Texte cité
————

Léa Domenach (Bernadette) : "Nous n'avons pas prévenu la famille Chirac que nous faisions le film"

Léa Domenach (Bernadette) : "Nous n'avons pas prévenu la famille Chirac que nous faisions le film"

Catherine Deneuve incarne une première dame aussi drôle que touchante dans la comédie "Bernadette". À l'occasion de la sortie du film, sa réalisatrice Léa Domenach nous a raconté la genèse de ce projet, l'implication de son actrice principale et l'envie de mettre en scène une fable moderne.

Bernadette : Catherine Deneuve impériale en première dame

Comédie réjouissante, Bernadette débute avec l'arrivée de Jacques Chirac (Michel Vuillermoz) et de son épouse, incarnée par l'immense Catherine Deneuve, à l'Élysée. Elle se rend compte avec l'aide de son conseiller Bernard Niquet (Denis Podalydès) que son entourage la juge froide, acariâtre et ringarde. Elle décide donc de redorer son image, de dévoiler sa véritable personnalité et d'arrêter de subir le mépris de proches qui ne la voient plus que comme un élément de décor.

————

Consignes de l'exercice
Traduisez en anglais la phrase suivante, tirée de l'article sur le film Bernadette : « Catherine Deneuve incarne une première dame aussi drôle que touchante dans la comédie "Bernadette". »

————

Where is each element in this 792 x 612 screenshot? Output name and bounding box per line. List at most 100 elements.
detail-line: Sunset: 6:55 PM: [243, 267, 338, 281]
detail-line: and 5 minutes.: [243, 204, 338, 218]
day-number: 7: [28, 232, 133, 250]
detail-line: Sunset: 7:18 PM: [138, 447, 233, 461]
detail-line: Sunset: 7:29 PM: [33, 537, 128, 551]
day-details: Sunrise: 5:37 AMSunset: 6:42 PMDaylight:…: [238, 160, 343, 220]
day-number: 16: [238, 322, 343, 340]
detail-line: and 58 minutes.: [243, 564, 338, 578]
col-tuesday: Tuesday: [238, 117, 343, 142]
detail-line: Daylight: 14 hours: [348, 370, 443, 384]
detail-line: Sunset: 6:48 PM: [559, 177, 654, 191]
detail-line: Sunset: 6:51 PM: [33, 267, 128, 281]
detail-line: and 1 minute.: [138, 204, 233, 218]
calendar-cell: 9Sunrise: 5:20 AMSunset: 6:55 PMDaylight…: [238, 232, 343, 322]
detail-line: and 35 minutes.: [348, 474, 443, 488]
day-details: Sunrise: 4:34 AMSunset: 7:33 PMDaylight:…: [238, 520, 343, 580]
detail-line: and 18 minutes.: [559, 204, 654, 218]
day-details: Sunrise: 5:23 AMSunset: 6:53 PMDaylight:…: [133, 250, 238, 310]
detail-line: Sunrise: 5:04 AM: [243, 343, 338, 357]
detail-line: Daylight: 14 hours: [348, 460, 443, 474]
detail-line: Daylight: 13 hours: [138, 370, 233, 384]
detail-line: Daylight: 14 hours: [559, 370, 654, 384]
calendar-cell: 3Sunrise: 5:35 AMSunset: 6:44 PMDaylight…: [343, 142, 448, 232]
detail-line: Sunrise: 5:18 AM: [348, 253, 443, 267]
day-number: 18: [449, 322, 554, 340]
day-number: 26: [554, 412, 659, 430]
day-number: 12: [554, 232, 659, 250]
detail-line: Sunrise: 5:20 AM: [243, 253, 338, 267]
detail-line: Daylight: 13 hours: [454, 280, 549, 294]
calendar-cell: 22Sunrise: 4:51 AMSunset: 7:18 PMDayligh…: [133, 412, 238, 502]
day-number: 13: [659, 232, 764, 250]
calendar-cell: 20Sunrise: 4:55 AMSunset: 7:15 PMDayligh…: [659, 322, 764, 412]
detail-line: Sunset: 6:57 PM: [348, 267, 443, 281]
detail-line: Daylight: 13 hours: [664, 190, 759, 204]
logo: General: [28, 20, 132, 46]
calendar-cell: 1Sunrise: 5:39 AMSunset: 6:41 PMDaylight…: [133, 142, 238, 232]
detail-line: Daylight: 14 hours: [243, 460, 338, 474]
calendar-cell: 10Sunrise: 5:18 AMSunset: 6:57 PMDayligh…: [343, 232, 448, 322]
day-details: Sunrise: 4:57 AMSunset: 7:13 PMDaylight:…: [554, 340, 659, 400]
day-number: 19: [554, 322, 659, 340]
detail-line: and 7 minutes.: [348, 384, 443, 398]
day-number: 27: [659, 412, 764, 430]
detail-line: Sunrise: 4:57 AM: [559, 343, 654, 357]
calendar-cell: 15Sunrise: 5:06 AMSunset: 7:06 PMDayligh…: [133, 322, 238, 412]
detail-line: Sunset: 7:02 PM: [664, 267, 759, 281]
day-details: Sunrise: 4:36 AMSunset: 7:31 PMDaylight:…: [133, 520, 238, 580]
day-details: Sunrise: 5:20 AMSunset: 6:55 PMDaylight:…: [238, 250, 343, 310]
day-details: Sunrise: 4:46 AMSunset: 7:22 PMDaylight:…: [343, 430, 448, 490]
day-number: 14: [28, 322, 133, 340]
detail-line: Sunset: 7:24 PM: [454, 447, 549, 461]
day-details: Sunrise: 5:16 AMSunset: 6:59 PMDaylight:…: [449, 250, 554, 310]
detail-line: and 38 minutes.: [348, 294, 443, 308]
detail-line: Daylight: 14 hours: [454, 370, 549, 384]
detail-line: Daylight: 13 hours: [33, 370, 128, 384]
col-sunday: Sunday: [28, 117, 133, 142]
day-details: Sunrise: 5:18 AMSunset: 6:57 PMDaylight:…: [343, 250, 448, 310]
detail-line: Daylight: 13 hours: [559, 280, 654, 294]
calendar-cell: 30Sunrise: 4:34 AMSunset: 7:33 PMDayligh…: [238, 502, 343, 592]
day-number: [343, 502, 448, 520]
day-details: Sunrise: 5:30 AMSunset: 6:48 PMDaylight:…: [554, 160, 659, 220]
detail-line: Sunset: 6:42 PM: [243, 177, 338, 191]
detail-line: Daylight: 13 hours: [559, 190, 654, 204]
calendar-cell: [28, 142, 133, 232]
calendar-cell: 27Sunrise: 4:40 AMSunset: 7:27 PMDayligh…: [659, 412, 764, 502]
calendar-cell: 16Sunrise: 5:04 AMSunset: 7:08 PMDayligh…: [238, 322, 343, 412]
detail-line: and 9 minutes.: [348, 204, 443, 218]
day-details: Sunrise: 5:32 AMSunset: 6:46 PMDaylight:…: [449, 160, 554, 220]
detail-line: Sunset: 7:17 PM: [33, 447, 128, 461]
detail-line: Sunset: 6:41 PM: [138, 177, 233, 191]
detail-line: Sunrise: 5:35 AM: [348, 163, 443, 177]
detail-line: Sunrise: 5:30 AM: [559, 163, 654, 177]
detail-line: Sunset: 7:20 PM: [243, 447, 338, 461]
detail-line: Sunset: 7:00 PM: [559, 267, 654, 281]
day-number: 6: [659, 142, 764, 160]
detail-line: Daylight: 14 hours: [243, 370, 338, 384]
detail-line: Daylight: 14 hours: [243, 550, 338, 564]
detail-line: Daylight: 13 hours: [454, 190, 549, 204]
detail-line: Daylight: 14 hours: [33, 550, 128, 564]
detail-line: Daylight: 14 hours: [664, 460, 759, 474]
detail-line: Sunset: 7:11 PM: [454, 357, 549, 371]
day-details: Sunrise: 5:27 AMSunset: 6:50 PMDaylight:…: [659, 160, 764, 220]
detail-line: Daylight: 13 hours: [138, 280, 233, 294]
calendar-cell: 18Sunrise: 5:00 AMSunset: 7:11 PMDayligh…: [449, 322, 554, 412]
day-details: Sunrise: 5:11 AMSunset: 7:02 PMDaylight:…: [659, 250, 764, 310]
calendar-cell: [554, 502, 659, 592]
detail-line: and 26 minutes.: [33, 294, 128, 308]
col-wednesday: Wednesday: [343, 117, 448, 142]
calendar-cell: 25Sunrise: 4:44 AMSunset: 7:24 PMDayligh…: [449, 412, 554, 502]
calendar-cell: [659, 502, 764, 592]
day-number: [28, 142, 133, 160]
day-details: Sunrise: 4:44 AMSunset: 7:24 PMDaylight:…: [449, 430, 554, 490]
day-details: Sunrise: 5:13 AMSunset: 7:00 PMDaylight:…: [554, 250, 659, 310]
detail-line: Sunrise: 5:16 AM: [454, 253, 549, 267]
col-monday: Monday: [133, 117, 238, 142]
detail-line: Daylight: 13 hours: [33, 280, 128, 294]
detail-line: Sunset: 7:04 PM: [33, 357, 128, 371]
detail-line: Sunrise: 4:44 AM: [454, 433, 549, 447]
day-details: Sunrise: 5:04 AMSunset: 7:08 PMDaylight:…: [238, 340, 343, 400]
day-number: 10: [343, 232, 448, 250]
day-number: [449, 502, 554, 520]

————

Résultat attendu
Catherine Deneuve plays a first lady who is as funny as she is touching in the comedy "Bernadette."